**WHAT THE TASK ASKS**
Bring together all lines of the material below that contain the string "Sokolow".

**Collected data entries**

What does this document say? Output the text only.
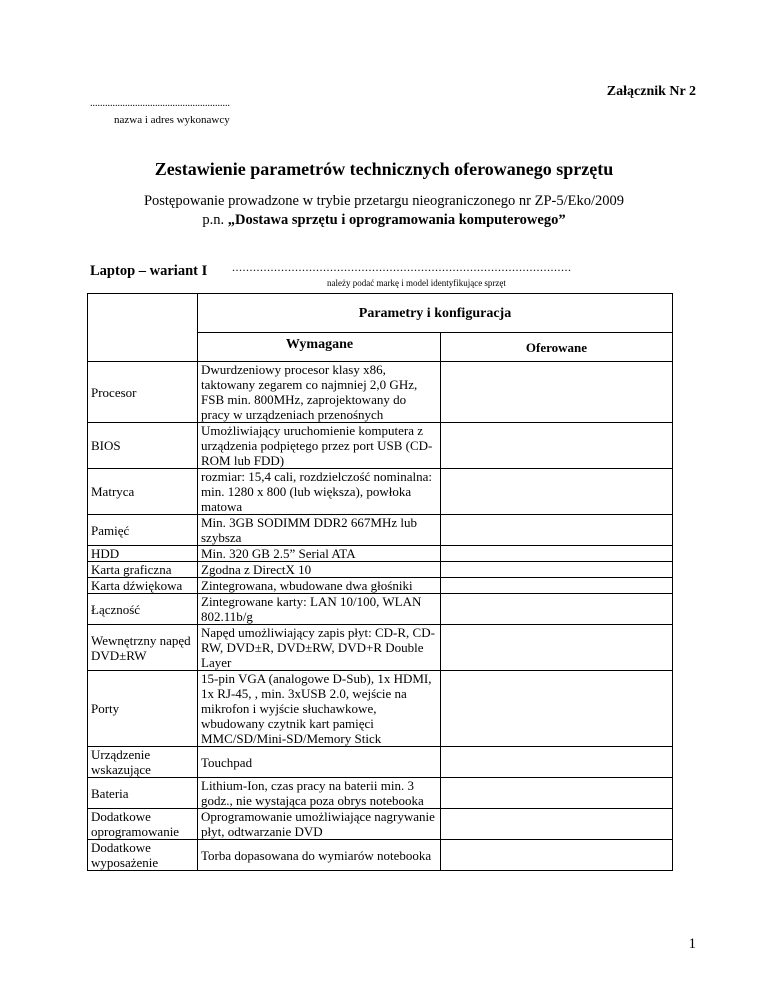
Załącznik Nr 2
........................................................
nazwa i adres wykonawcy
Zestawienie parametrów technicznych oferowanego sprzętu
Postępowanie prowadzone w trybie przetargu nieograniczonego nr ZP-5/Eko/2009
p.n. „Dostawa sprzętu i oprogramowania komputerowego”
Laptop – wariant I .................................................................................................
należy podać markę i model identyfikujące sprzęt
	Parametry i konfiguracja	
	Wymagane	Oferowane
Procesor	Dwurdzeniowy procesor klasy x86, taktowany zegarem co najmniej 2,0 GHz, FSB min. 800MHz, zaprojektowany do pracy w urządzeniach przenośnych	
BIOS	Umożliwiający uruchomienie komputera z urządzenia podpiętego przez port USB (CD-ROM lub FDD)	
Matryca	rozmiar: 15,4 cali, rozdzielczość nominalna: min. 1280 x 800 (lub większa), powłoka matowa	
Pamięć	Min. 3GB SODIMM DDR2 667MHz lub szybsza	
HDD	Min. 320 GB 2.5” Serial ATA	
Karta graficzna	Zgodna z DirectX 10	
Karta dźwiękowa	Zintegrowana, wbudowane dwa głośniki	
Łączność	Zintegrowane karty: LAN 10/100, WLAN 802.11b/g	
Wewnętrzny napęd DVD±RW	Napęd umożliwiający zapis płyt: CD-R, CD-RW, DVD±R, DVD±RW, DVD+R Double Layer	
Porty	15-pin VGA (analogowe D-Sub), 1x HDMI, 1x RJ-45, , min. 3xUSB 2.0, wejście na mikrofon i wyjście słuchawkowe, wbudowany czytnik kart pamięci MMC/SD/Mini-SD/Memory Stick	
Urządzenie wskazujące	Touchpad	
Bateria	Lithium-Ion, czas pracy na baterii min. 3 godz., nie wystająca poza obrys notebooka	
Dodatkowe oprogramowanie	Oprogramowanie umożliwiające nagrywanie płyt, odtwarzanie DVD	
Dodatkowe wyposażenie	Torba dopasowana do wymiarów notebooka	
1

---

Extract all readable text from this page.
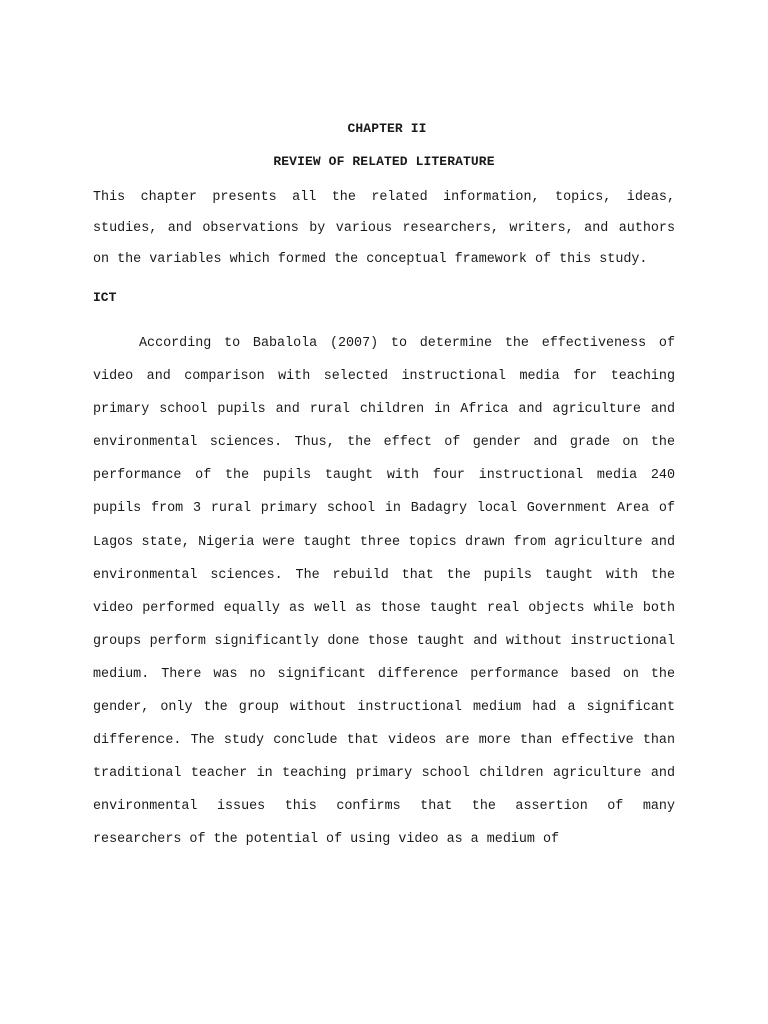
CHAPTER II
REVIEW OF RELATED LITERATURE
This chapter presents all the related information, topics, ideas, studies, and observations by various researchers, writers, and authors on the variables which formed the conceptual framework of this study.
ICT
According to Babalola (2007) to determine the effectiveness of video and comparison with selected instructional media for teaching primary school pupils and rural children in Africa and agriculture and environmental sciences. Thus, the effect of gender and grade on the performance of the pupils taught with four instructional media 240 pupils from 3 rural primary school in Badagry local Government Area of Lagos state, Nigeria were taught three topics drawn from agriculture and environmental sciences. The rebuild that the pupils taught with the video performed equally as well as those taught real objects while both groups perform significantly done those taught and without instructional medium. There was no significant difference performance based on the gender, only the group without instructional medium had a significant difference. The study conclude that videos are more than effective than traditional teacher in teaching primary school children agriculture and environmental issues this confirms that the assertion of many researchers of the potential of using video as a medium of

---

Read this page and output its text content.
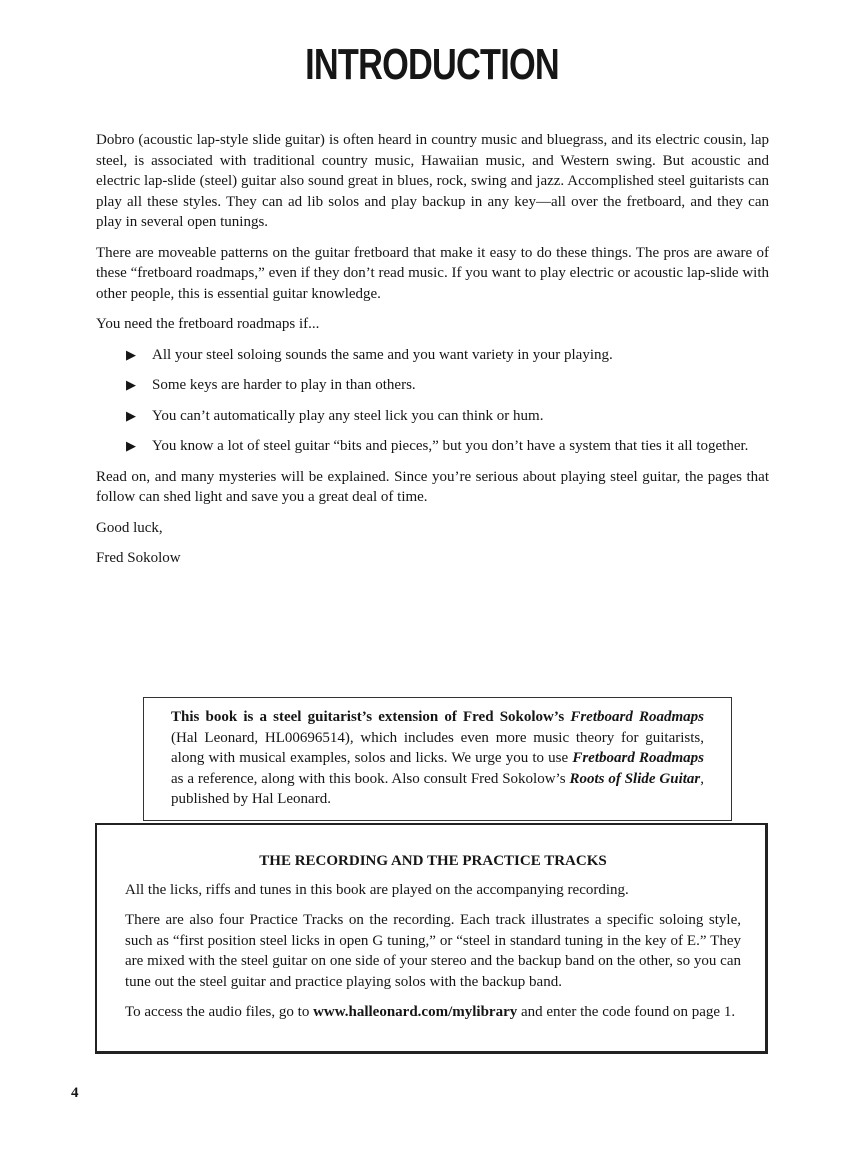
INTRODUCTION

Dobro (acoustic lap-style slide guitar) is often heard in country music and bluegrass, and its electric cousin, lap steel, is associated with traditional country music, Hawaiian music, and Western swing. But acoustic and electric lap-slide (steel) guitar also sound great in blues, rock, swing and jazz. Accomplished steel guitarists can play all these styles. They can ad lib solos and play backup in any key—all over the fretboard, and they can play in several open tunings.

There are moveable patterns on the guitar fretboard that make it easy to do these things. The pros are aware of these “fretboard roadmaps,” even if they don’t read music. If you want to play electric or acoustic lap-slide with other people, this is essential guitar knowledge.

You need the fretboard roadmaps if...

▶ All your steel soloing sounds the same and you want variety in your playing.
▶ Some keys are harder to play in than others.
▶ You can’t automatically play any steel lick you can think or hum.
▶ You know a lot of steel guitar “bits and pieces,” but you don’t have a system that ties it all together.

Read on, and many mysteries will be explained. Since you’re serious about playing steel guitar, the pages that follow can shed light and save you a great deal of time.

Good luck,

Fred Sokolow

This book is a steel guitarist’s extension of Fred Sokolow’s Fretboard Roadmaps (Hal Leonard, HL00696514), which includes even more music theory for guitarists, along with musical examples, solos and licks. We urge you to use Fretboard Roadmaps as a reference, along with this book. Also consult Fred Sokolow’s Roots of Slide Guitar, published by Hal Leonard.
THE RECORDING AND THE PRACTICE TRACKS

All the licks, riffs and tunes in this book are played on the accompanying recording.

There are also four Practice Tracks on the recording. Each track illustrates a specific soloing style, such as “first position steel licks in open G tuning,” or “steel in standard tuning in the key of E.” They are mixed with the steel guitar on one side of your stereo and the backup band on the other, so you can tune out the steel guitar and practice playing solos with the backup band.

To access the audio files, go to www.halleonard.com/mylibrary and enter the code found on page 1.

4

**OUTPUT OF THE EXERCISE**
Fred Sokolow
This book is a steel guitarist’s extension of Fred Sokolow’s Fretboard Roadmaps (Hal Leonard, HL00696514), which includes even more music theory for guitarists, along with musical examples, solos and licks. We urge you to use Fretboard Roadmaps as a reference, along with this book. Also consult Fred Sokolow’s Roots of Slide Guitar, published by Hal Leonard.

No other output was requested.